**Task brief**
Reproduce all the entries exactly.
********************
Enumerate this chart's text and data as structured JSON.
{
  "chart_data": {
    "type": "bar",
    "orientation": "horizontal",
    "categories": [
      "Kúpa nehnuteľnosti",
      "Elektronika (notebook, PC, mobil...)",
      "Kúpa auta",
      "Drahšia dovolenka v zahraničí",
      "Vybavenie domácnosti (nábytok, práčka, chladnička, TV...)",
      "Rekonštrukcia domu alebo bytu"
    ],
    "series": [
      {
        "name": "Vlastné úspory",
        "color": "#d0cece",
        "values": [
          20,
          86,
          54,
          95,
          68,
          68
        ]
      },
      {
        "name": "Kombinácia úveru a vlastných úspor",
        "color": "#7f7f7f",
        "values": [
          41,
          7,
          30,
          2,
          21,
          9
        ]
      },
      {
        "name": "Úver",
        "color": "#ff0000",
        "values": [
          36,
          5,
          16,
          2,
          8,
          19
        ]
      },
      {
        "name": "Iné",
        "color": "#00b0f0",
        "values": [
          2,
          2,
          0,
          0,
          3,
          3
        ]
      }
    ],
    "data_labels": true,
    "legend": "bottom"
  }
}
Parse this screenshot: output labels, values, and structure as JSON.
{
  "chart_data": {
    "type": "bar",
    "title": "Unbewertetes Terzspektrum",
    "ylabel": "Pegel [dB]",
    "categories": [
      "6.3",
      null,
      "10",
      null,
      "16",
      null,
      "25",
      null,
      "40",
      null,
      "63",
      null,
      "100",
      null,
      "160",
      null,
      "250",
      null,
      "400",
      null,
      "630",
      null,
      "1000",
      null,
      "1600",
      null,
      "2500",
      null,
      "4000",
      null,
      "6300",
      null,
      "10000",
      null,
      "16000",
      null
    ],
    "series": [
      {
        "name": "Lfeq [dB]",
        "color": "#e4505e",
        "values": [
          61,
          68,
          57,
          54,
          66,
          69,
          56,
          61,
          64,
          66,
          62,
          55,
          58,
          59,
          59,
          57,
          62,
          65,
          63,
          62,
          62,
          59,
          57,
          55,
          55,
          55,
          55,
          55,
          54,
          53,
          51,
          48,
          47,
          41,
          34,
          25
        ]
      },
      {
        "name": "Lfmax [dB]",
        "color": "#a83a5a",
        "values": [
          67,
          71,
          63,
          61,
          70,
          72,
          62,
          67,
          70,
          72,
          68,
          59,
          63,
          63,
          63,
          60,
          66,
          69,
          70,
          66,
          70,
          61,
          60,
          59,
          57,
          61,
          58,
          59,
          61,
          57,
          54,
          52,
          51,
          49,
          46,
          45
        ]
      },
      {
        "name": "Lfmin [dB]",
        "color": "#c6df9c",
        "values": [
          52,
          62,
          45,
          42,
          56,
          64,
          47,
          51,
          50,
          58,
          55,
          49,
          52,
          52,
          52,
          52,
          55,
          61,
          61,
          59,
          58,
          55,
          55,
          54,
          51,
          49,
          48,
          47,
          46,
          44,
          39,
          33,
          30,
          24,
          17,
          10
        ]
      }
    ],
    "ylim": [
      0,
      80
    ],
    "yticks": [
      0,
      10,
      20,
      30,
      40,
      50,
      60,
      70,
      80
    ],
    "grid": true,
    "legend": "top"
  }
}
********************
**Exercise result**
Enumerate this chart's text and data as structured JSON.
{
  "chart_data": {
    "type": "bar",
    "orientation": "horizontal",
    "categories": [
      "Kúpa nehnuteľnosti",
      "Elektronika (notebook, PC, mobil...)",
      "Kúpa auta",
      "Drahšia dovolenka v zahraničí",
      "Vybavenie domácnosti (nábytok, práčka, chladnička, TV...)",
      "Rekonštrukcia domu alebo bytu"
    ],
    "series": [
      {
        "name": "Vlastné úspory",
        "color": "#d0cece",
        "values": [
          20,
          86,
          54,
          95,
          68,
          68
        ]
      },
      {
        "name": "Kombinácia úveru a vlastných úspor",
        "color": "#7f7f7f",
        "values": [
          41,
          7,
          30,
          2,
          21,
          9
        ]
      },
      {
        "name": "Úver",
        "color": "#ff0000",
        "values": [
          36,
          5,
          16,
          2,
          8,
          19
        ]
      },
      {
        "name": "Iné",
        "color": "#00b0f0",
        "values": [
          2,
          2,
          0,
          0,
          3,
          3
        ]
      }
    ],
    "data_labels": true,
    "legend": "bottom"
  }
}
Parse this screenshot: output labels, values, and structure as JSON.
{
  "chart_data": {
    "type": "bar",
    "title": "Unbewertetes Terzspektrum",
    "ylabel": "Pegel [dB]",
    "categories": [
      "6.3",
      null,
      "10",
      null,
      "16",
      null,
      "25",
      null,
      "40",
      null,
      "63",
      null,
      "100",
      null,
      "160",
      null,
      "250",
      null,
      "400",
      null,
      "630",
      null,
      "1000",
      null,
      "1600",
      null,
      "2500",
      null,
      "4000",
      null,
      "6300",
      null,
      "10000",
      null,
      "16000",
      null
    ],
    "series": [
      {
        "name": "Lfeq [dB]",
        "color": "#e4505e",
        "values": [
          61,
          68,
          57,
          54,
          66,
          69,
          56,
          61,
          64,
          66,
          62,
          55,
          58,
          59,
          59,
          57,
          62,
          65,
          63,
          62,
          62,
          59,
          57,
          55,
          55,
          55,
          55,
          55,
          54,
          53,
          51,
          48,
          47,
          41,
          34,
          25
        ]
      },
      {
        "name": "Lfmax [dB]",
        "color": "#a83a5a",
        "values": [
          67,
          71,
          63,
          61,
          70,
          72,
          62,
          67,
          70,
          72,
          68,
          59,
          63,
          63,
          63,
          60,
          66,
          69,
          70,
          66,
          70,
          61,
          60,
          59,
          57,
          61,
          58,
          59,
          61,
          57,
          54,
          52,
          51,
          49,
          46,
          45
        ]
      },
      {
        "name": "Lfmin [dB]",
        "color": "#c6df9c",
        "values": [
          52,
          62,
          45,
          42,
          56,
          64,
          47,
          51,
          50,
          58,
          55,
          49,
          52,
          52,
          52,
          52,
          55,
          61,
          61,
          59,
          58,
          55,
          55,
          54,
          51,
          49,
          48,
          47,
          46,
          44,
          39,
          33,
          30,
          24,
          17,
          10
        ]
      }
    ],
    "ylim": [
      0,
      80
    ],
    "yticks": [
      0,
      10,
      20,
      30,
      40,
      50,
      60,
      70,
      80
    ],
    "grid": true,
    "legend": "top"
  }
}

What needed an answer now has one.